*** RECORDS FOR THE EXERCISE

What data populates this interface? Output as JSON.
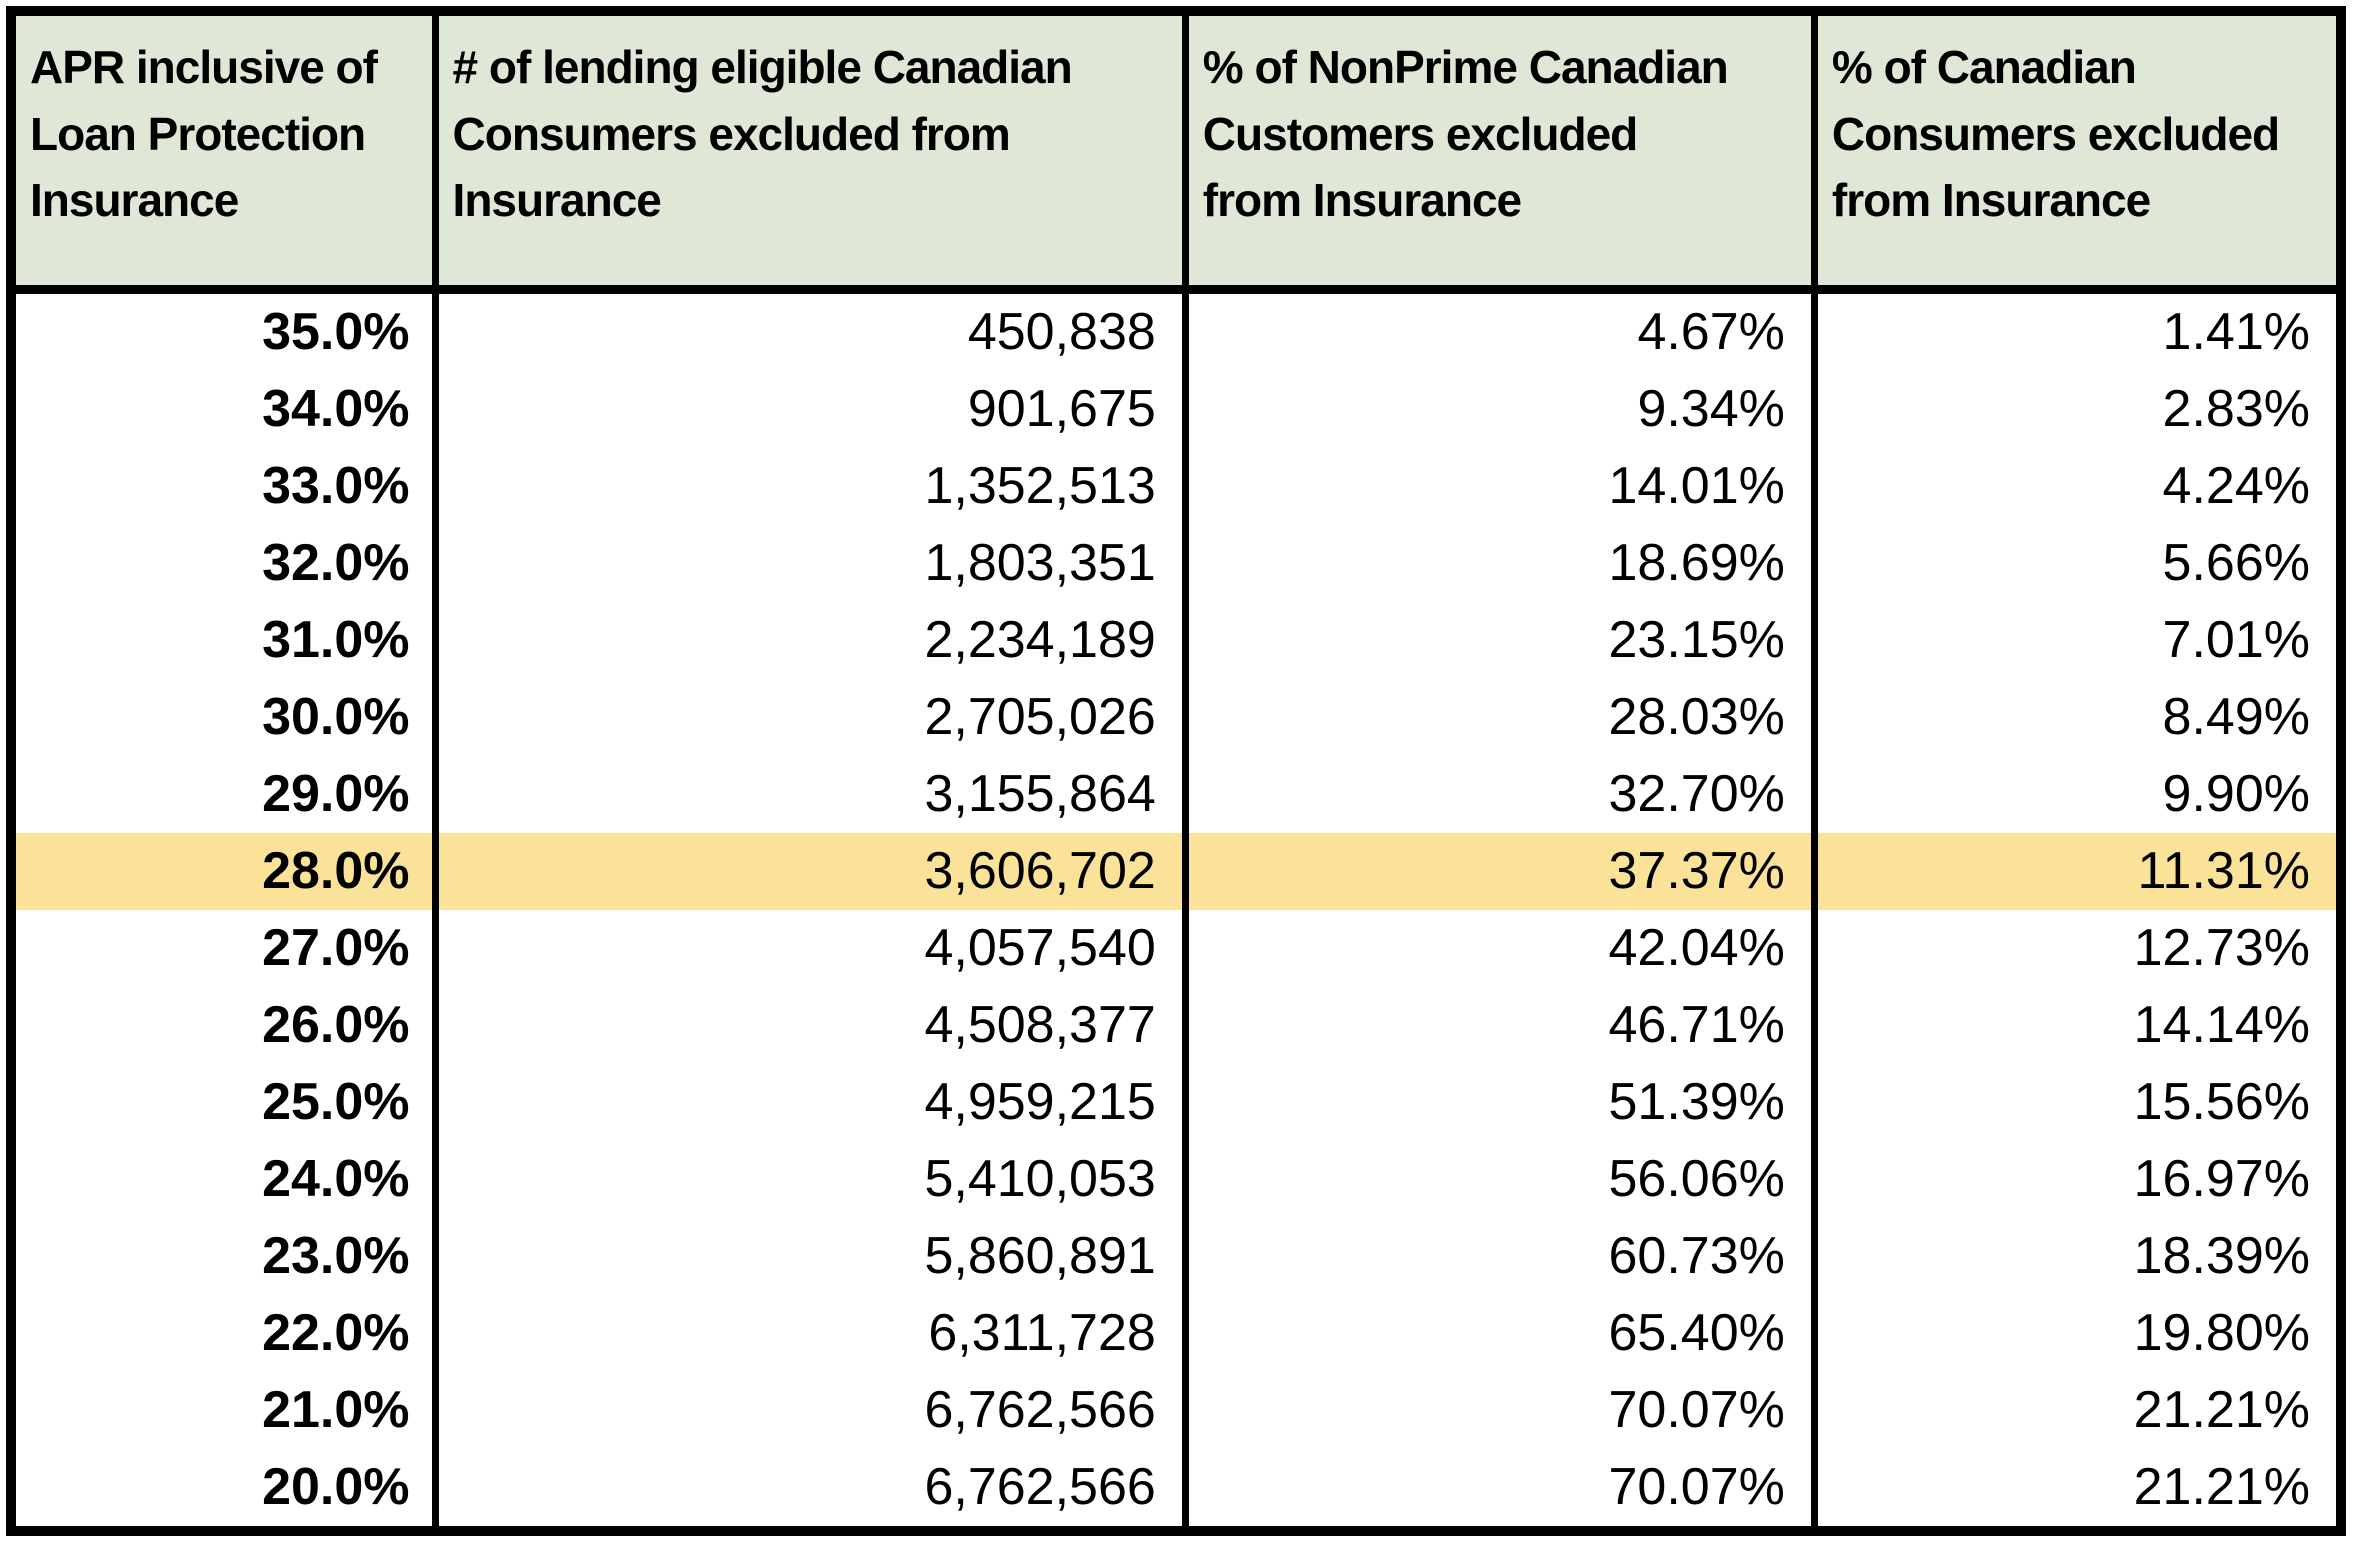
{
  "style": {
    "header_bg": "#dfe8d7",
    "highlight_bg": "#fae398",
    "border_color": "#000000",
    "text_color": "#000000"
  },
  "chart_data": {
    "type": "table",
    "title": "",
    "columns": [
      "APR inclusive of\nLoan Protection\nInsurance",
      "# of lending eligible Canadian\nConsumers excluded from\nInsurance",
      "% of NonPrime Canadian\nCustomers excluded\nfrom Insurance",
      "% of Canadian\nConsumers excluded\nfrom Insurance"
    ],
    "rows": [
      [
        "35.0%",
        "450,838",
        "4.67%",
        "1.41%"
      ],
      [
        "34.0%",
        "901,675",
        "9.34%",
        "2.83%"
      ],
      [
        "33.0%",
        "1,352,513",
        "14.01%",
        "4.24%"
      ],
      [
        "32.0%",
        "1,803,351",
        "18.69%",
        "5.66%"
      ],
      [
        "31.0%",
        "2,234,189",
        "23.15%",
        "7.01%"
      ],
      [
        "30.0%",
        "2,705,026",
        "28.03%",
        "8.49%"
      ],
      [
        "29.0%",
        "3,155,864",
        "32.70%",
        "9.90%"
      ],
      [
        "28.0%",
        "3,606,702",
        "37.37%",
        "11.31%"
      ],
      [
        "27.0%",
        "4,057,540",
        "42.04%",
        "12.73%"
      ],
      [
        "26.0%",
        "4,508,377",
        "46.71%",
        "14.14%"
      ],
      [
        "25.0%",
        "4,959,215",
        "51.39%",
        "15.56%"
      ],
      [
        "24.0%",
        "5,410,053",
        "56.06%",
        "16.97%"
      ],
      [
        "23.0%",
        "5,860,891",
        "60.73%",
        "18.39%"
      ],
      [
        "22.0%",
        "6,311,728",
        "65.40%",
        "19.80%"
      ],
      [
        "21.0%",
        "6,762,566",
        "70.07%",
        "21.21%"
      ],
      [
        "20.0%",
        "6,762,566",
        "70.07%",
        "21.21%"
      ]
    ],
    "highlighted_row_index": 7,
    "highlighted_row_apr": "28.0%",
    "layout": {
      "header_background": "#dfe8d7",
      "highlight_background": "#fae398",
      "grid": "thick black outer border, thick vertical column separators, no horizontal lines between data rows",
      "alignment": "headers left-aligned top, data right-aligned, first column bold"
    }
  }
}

******

* [CHALLENGE]: Which lines above contain "rows"? Show each of them.

* [FINISHED ANSWER]:
    "rows": [
      "grid": "thick black outer border, thick vertical column separators, no horizontal lines between data rows",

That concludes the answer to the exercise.